Stated goal: Determine how many lines of this material contain "marker". Give only the number.

Source data:

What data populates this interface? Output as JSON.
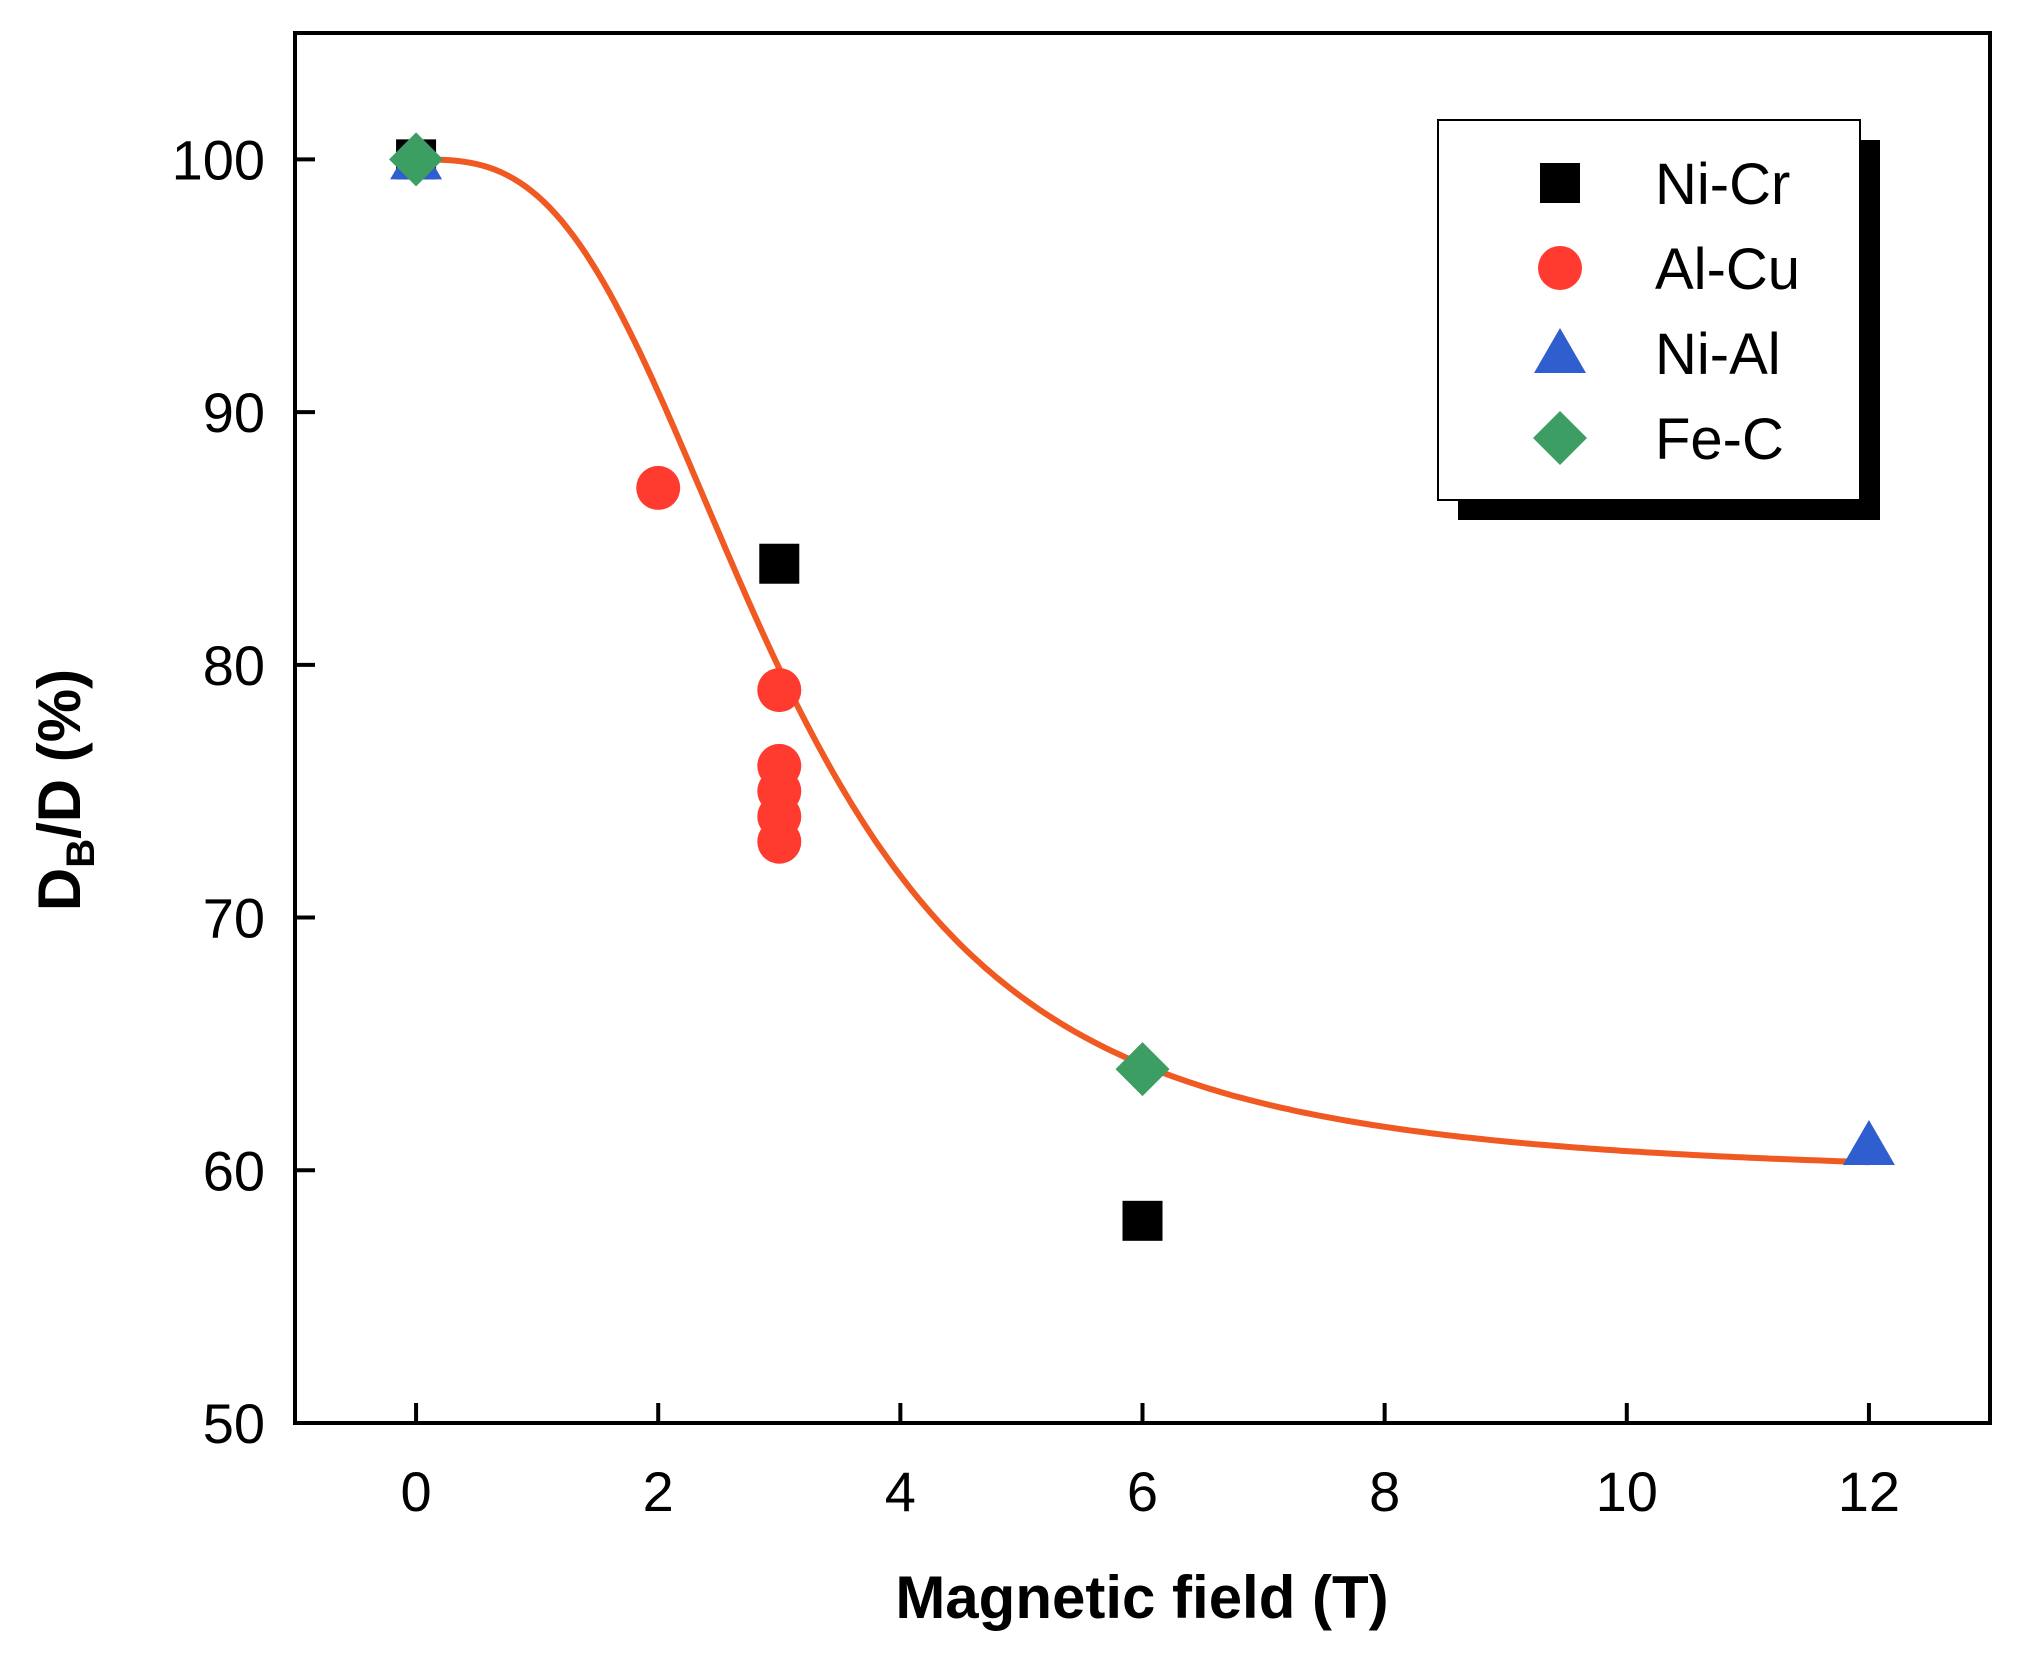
{
  "chart_data": {
    "type": "scatter",
    "title": "",
    "xlabel": "Magnetic field (T)",
    "ylabel": {
      "main": "D",
      "subscript": "B",
      "rest": "/D (%)"
    },
    "xlim": [
      -1,
      13
    ],
    "ylim": [
      50,
      105
    ],
    "xticks": [
      0,
      2,
      4,
      6,
      8,
      10,
      12
    ],
    "yticks": [
      50,
      60,
      70,
      80,
      90,
      100
    ],
    "grid": false,
    "legend_position": "top-right",
    "series": [
      {
        "name": "Ni-Cr",
        "marker": "square",
        "color": "#000000",
        "points": [
          {
            "x": 0,
            "y": 100
          },
          {
            "x": 3,
            "y": 84
          },
          {
            "x": 6,
            "y": 58
          }
        ]
      },
      {
        "name": "Al-Cu",
        "marker": "circle",
        "color": "#ff3b2f",
        "points": [
          {
            "x": 2,
            "y": 87
          },
          {
            "x": 3,
            "y": 79
          },
          {
            "x": 3,
            "y": 76
          },
          {
            "x": 3,
            "y": 75
          },
          {
            "x": 3,
            "y": 74
          },
          {
            "x": 3,
            "y": 73
          }
        ]
      },
      {
        "name": "Ni-Al",
        "marker": "triangle",
        "color": "#2f5fce",
        "points": [
          {
            "x": 0,
            "y": 100
          },
          {
            "x": 12,
            "y": 61
          }
        ]
      },
      {
        "name": "Fe-C",
        "marker": "diamond",
        "color": "#3d9e63",
        "points": [
          {
            "x": 0,
            "y": 100
          },
          {
            "x": 6,
            "y": 64
          }
        ]
      }
    ],
    "fit_curve": {
      "color": "#f05a22",
      "x_range": [
        0,
        12
      ],
      "model": "sigmoid",
      "params": {
        "base": 59.7,
        "amplitude": 40.3,
        "x0": 3.0,
        "n": 3.0
      }
    }
  }
}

Final result: 4